** START Dataset excerpts **

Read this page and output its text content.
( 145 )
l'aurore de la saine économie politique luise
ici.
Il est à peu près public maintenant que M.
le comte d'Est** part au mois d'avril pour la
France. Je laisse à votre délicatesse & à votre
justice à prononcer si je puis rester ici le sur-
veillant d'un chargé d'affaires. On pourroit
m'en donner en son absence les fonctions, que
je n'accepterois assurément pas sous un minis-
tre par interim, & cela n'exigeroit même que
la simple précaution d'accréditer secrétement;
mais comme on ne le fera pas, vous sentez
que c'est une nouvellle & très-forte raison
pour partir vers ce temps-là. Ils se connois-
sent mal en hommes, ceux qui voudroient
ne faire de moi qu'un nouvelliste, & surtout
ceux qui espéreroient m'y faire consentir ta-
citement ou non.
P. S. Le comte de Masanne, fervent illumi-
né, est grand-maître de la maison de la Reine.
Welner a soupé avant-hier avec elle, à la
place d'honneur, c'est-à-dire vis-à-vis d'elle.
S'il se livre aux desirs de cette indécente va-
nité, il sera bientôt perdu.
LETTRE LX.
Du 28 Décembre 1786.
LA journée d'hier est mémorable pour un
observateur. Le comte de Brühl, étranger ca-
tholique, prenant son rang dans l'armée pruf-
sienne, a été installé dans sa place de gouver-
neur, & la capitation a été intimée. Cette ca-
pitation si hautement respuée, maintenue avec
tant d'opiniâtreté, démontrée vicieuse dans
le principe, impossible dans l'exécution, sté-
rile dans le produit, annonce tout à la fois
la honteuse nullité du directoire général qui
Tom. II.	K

** END Dataset excerpts **

_Task directions_
Recopy the entries above in their entirety, exactly.

_Full response_
Read this page and output its text content.
( 145 )
l'aurore de la saine économie politique luise
ici.
Il est à peu près public maintenant que M.
le comte d'Est** part au mois d'avril pour la
France. Je laisse à votre délicatesse & à votre
justice à prononcer si je puis rester ici le sur-
veillant d'un chargé d'affaires. On pourroit
m'en donner en son absence les fonctions, que
je n'accepterois assurément pas sous un minis-
tre par interim, & cela n'exigeroit même que
la simple précaution d'accréditer secrétement;
mais comme on ne le fera pas, vous sentez
que c'est une nouvellle & très-forte raison
pour partir vers ce temps-là. Ils se connois-
sent mal en hommes, ceux qui voudroient
ne faire de moi qu'un nouvelliste, & surtout
ceux qui espéreroient m'y faire consentir ta-
citement ou non.
P. S. Le comte de Masanne, fervent illumi-
né, est grand-maître de la maison de la Reine.
Welner a soupé avant-hier avec elle, à la
place d'honneur, c'est-à-dire vis-à-vis d'elle.
S'il se livre aux desirs de cette indécente va-
nité, il sera bientôt perdu.
LETTRE LX.
Du 28 Décembre 1786.
LA journée d'hier est mémorable pour un
observateur. Le comte de Brühl, étranger ca-
tholique, prenant son rang dans l'armée pruf-
sienne, a été installé dans sa place de gouver-
neur, & la capitation a été intimée. Cette ca-
pitation si hautement respuée, maintenue avec
tant d'opiniâtreté, démontrée vicieuse dans
le principe, impossible dans l'exécution, sté-
rile dans le produit, annonce tout à la fois
la honteuse nullité du directoire général qui
Tom. II.	K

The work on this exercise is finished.